> **Page extract**
And she was, at first.

“I came to know the house better than anyone in the house except for maybe one or two people,” Foo said. “I spent a lot of time with these girls … and now a lot of them won’t even look at me.”

One week before they quietly became a couple at the end of spring 2012,  Foo and Chaparro were elected chapter president and devotional chair, respectively. But some weeks later, during a time when they should have been thrilled about their new relationship and leadership positions, Foo and Chaparro were worried.

Both were struggling to reconcile their faith with their newly discovered sexual identities and, even more seriously, worried that their budding romance would be a conflict of interest because they now held the two top positions in the house.

> **Written problem**
Can you reproduce word for word the part of the passage about Foo and Chaparro that starts with "Both were struggling" and ends with "in the house."?

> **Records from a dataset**
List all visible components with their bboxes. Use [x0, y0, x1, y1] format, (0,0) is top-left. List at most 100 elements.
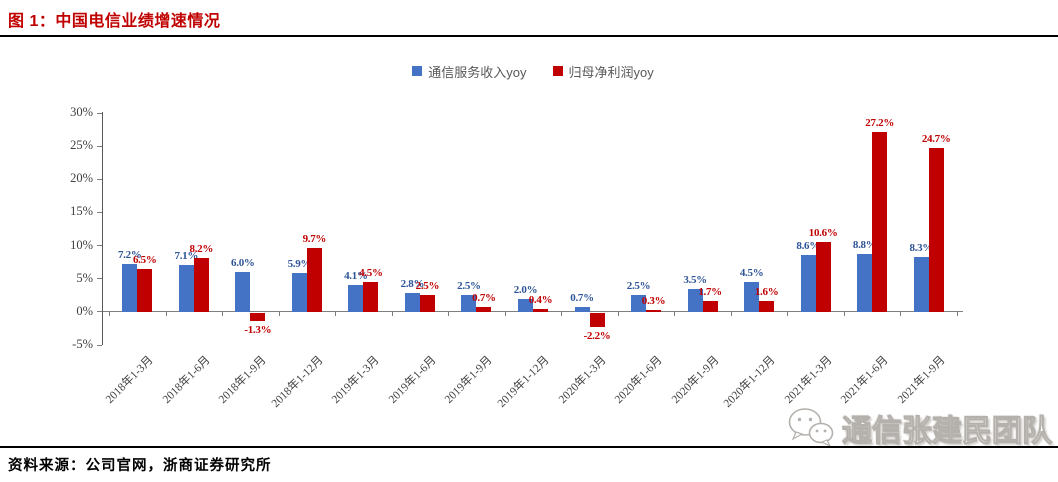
title-divider — [0, 35, 1058, 37]
bar-revenue — [178, 264, 194, 312]
x-axis-tick — [278, 311, 280, 316]
bar-data-label: 24.7% — [921, 133, 951, 146]
legend-label: 通信服务收入yoy — [428, 64, 527, 80]
x-axis-tick — [617, 311, 619, 316]
figure-title: 图 1：中国电信业绩增速情况 — [8, 13, 221, 30]
bar-data-label: 5.9% — [287, 257, 312, 270]
x-axis-tick — [109, 311, 110, 316]
y-axis-label: 0% — [76, 303, 93, 318]
bar-data-label: -2.2% — [583, 330, 611, 343]
bar-data-label: 2.5% — [415, 280, 440, 293]
y-axis-tick — [97, 145, 102, 147]
bar-revenue — [744, 282, 760, 312]
footer-divider — [0, 446, 1058, 448]
bar-revenue — [122, 264, 138, 312]
bar-profit — [193, 257, 209, 312]
bar-revenue — [404, 293, 420, 312]
bar-revenue — [291, 272, 307, 312]
bar-data-label: 4.5% — [739, 267, 764, 280]
bar-data-label: 0.7% — [570, 292, 594, 305]
bar-data-label: 10.6% — [808, 226, 838, 239]
y-axis-label: 10% — [70, 237, 93, 252]
wechat-icon — [788, 408, 834, 448]
bar-revenue — [574, 307, 590, 312]
y-axis-tick — [97, 178, 102, 180]
y-axis-tick — [97, 311, 102, 313]
y-axis-tick — [97, 278, 102, 280]
bar-revenue — [235, 272, 251, 312]
bar-profit — [533, 309, 548, 312]
bar-revenue — [631, 295, 647, 312]
bar-data-label: 4.1% — [344, 269, 368, 282]
x-axis-tick — [787, 311, 789, 316]
bar-data-label: 4.5% — [359, 267, 383, 280]
x-axis-tick — [504, 311, 506, 316]
y-axis-label: 20% — [70, 171, 93, 186]
y-axis-tick — [97, 112, 102, 114]
bar-data-label: 7.1% — [174, 249, 199, 262]
bar-profit — [476, 307, 492, 312]
bar-revenue — [348, 284, 364, 312]
legend-swatch — [412, 66, 423, 76]
bar-profit — [646, 309, 662, 312]
x-axis-tick — [674, 311, 676, 316]
bar-data-label: 0.4% — [528, 294, 553, 307]
bar-profit — [759, 301, 775, 312]
bar-revenue — [800, 254, 816, 312]
bar-profit — [872, 131, 888, 312]
bar-data-label: 6.0% — [231, 257, 255, 270]
legend-label: 归母净利润yoy — [568, 64, 654, 80]
bar-data-label: 2.8% — [400, 278, 425, 291]
bar-profit — [137, 268, 153, 312]
x-axis-tick — [448, 311, 450, 316]
source-attribution: 资料来源：公司官网，浙商证券研究所 — [8, 458, 272, 474]
x-axis-tick — [222, 311, 224, 316]
bar-profit — [419, 295, 435, 312]
bar-profit — [363, 282, 379, 312]
bar-data-label: 8.6% — [796, 239, 820, 252]
y-axis-tick — [97, 211, 102, 213]
bar-profit — [702, 300, 718, 312]
y-axis-label: 30% — [70, 105, 93, 119]
y-axis-label: 15% — [70, 204, 93, 219]
bar-data-label: -1.3% — [244, 324, 272, 337]
bar-data-label: 2.5% — [457, 280, 481, 293]
bar-revenue — [518, 298, 533, 312]
bar-revenue — [461, 295, 477, 312]
bar-data-label: 2.0% — [513, 283, 538, 296]
y-axis-tick — [97, 344, 102, 346]
bar-data-label: 1.6% — [754, 286, 779, 299]
bar-data-label: 0.3% — [641, 294, 666, 307]
bar-data-label: 0.7% — [472, 292, 496, 305]
bar-revenue — [913, 256, 929, 312]
bar-data-label: 6.5% — [132, 253, 157, 266]
x-axis-tick — [900, 311, 902, 316]
x-axis-tick — [335, 311, 337, 316]
bar-data-label: 1.7% — [698, 285, 722, 298]
x-axis-tick — [561, 311, 563, 316]
legend-item: 通信服务收入yoy — [412, 62, 527, 81]
y-axis-tick — [97, 245, 102, 247]
x-axis-tick — [165, 311, 167, 316]
bar-data-label: 27.2% — [865, 116, 895, 129]
bar-profit — [589, 312, 605, 328]
bar-data-label: 9.7% — [302, 232, 327, 245]
bar-data-label: 7.2% — [117, 249, 142, 262]
y-axis-label: 25% — [70, 138, 93, 153]
bar-profit — [815, 241, 831, 312]
bar-data-label: 3.5% — [683, 273, 707, 286]
bar-data-label: 8.8% — [852, 238, 877, 251]
y-axis-label: -5% — [72, 337, 93, 351]
bar-profit — [306, 247, 322, 312]
bar-data-label: 2.5% — [626, 280, 651, 293]
bar-data-label: 8.3% — [909, 241, 933, 254]
legend-item: 归母净利润yoy — [552, 62, 654, 81]
bar-revenue — [857, 253, 873, 312]
bar-profit — [250, 312, 266, 322]
bar-profit — [928, 148, 944, 312]
y-axis-label: 5% — [76, 270, 93, 285]
y-axis-line — [102, 112, 103, 345]
chart-legend: 通信服务收入yoy 归母净利润yoy — [103, 62, 963, 80]
x-axis-tick — [391, 311, 393, 316]
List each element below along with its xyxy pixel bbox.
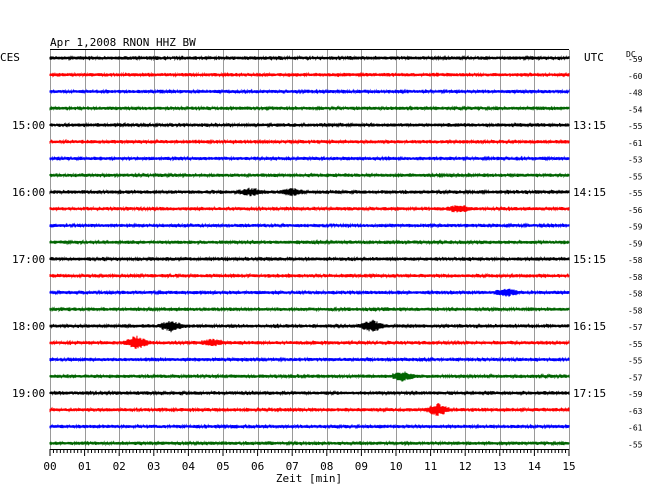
dc-offset-label: -58 [628,290,643,299]
dc-offset-label: -53 [628,156,643,165]
x-tick-label: 06 [251,460,264,473]
left-hour-label: 15:00 [12,119,45,132]
dc-offset-label: -48 [628,89,643,98]
trace-line [49,71,570,78]
x-axis: 00 01 02 03 04 05 06 07 08 09 10 11 12 13 14 15 [43,449,576,473]
trace-line [49,356,570,363]
trace-line [49,288,570,297]
x-tick-label: 11 [424,460,437,473]
x-tick-label: 09 [355,460,368,473]
trace-line [49,306,570,313]
left-timezone-label: CES [0,51,20,64]
trace-line [49,88,570,95]
trace-line [49,389,570,397]
dc-offset-label: -61 [628,139,643,148]
dc-offset-label: -55 [628,440,643,449]
x-tick-label: 05 [216,460,229,473]
dc-offset-label: -55 [628,189,643,198]
dc-label: DC [626,50,636,59]
x-tick-label: 12 [459,460,472,473]
left-hour-label: 17:00 [12,253,45,266]
seismic-traces [49,54,570,447]
dc-offset-label: -61 [628,424,643,433]
trace-line [49,319,570,333]
dc-offset-label: -54 [628,105,643,114]
left-hour-label: 16:00 [12,186,45,199]
dc-offset-label: -55 [628,172,643,181]
x-tick-label: 08 [320,460,333,473]
trace-line [49,239,570,246]
x-tick-label: 04 [182,460,196,473]
x-tick-label: 01 [78,460,91,473]
trace-line [49,155,570,162]
dc-offset-label: -59 [628,223,643,232]
dc-offset-label: -59 [628,55,643,64]
dc-offset-label: -59 [628,390,643,399]
x-tick-label: 00 [43,460,56,473]
trace-line [49,423,570,430]
x-tick-label: 02 [113,460,126,473]
trace-line [49,205,570,213]
trace-line [49,440,570,447]
dc-offset-label: -56 [628,206,643,215]
x-tick-label: 07 [286,460,299,473]
trace-line [49,121,570,129]
trace-line [49,402,570,416]
right-timezone-label: UTC [584,51,604,64]
chart-title: Apr 1,2008 RNON HHZ BW [50,36,196,49]
x-tick-label: 10 [389,460,402,473]
trace-line [49,371,570,382]
right-hour-label: 17:15 [573,387,606,400]
minute-gridlines [50,50,570,449]
left-hour-label: 18:00 [12,320,45,333]
dc-offset-label: -55 [628,122,643,131]
dc-offset-label: -58 [628,256,643,265]
right-hour-label: 16:15 [573,320,606,333]
right-hour-label: 13:15 [573,119,606,132]
trace-line [49,222,570,229]
left-hour-label: 19:00 [12,387,45,400]
trace-line [49,172,570,179]
right-hour-labels: 13:15 14:15 15:15 16:15 17:15 [573,119,606,400]
trace-line [49,335,570,350]
trace-line [49,255,570,263]
trace-line [49,187,570,197]
dc-offset-label: -59 [628,239,643,248]
dc-offset-label: -57 [628,323,643,332]
dc-offset-label: -55 [628,357,643,366]
right-hour-label: 14:15 [573,186,606,199]
dc-offset-label: -57 [628,373,643,382]
x-axis-label: Zeit [min] [276,472,342,485]
dc-offset-label: -58 [628,273,643,282]
dc-offset-labels: -59 -60 -48 -54 -55 -61 -53 -55 -55 -56 -59 -59 -58 -… [628,55,643,449]
right-hour-label: 15:15 [573,253,606,266]
dc-offset-label: -55 [628,340,643,349]
x-tick-label: 15 [562,460,575,473]
dc-offset-label: -63 [628,407,643,416]
trace-line [49,54,570,62]
left-hour-labels: 15:00 16:00 17:00 18:00 19:00 [12,119,45,400]
dc-offset-label: -60 [628,72,643,81]
trace-line [49,272,570,279]
trace-line [49,138,570,145]
x-tick-label: 03 [147,460,160,473]
x-tick-label: 13 [493,460,506,473]
x-tick-label: 14 [528,460,542,473]
trace-line [49,105,570,112]
dc-offset-label: -58 [628,306,643,315]
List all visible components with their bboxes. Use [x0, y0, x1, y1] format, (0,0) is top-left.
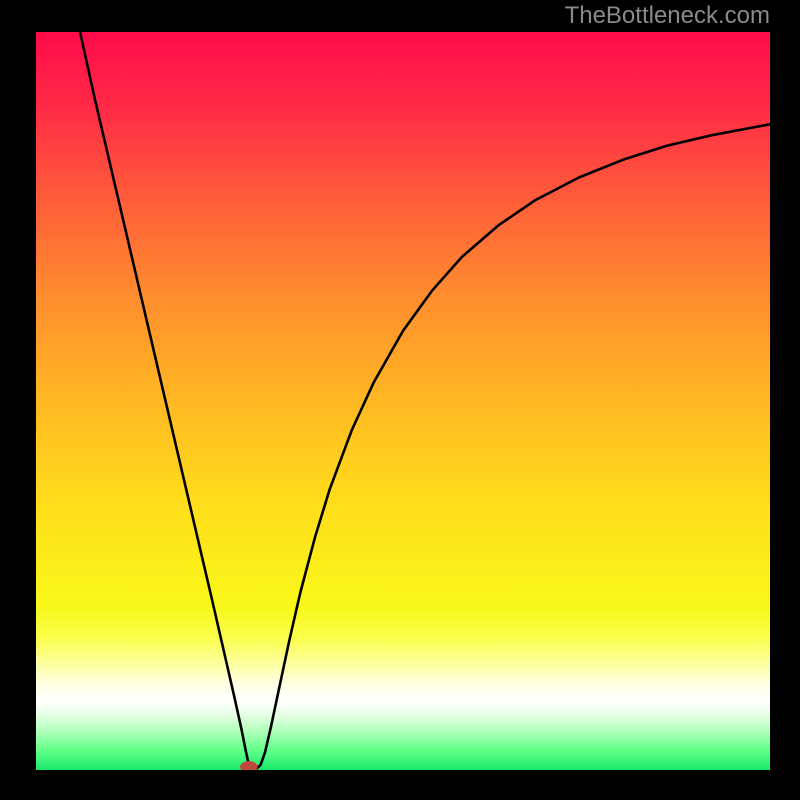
frame-left: [0, 0, 36, 800]
chart-plot-area: [36, 32, 770, 770]
chart-background: [36, 32, 770, 770]
watermark-text: TheBottleneck.com: [565, 2, 770, 30]
chart-svg: [36, 32, 770, 770]
frame-right: [770, 0, 800, 800]
frame-bottom: [0, 770, 800, 800]
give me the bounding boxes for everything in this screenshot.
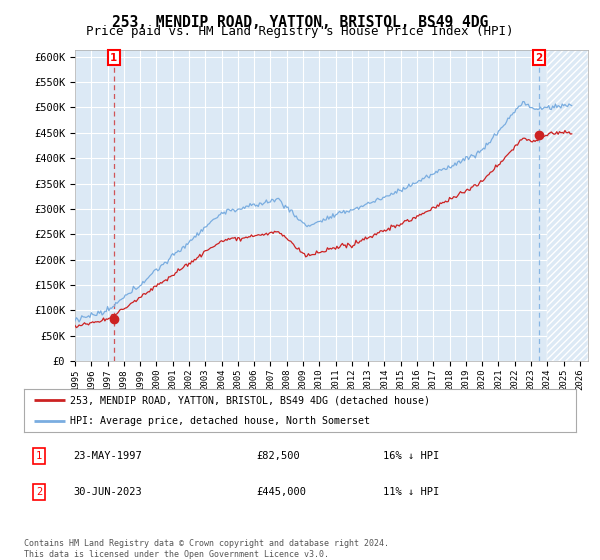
Text: 2: 2 [535, 53, 543, 63]
Text: 30-JUN-2023: 30-JUN-2023 [74, 487, 142, 497]
Text: 11% ↓ HPI: 11% ↓ HPI [383, 487, 439, 497]
Text: 23-MAY-1997: 23-MAY-1997 [74, 451, 142, 461]
Text: £445,000: £445,000 [256, 487, 306, 497]
Text: HPI: Average price, detached house, North Somerset: HPI: Average price, detached house, Nort… [70, 416, 370, 426]
Polygon shape [547, 50, 588, 361]
Text: 253, MENDIP ROAD, YATTON, BRISTOL, BS49 4DG: 253, MENDIP ROAD, YATTON, BRISTOL, BS49 … [112, 15, 488, 30]
Text: 253, MENDIP ROAD, YATTON, BRISTOL, BS49 4DG (detached house): 253, MENDIP ROAD, YATTON, BRISTOL, BS49 … [70, 395, 430, 405]
Text: 16% ↓ HPI: 16% ↓ HPI [383, 451, 439, 461]
Text: 1: 1 [36, 451, 43, 461]
Text: 1: 1 [110, 53, 118, 63]
Text: Price paid vs. HM Land Registry's House Price Index (HPI): Price paid vs. HM Land Registry's House … [86, 25, 514, 38]
Text: 2: 2 [36, 487, 43, 497]
Text: £82,500: £82,500 [256, 451, 299, 461]
Text: Contains HM Land Registry data © Crown copyright and database right 2024.
This d: Contains HM Land Registry data © Crown c… [24, 539, 389, 559]
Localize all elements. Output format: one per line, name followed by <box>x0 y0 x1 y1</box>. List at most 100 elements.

> **Correct output**
Both were struggling to reconcile their faith with their newly discovered sexual identities and, even more seriously, worried that their budding romance would be a conflict of interest because they now held the two top positions in the house.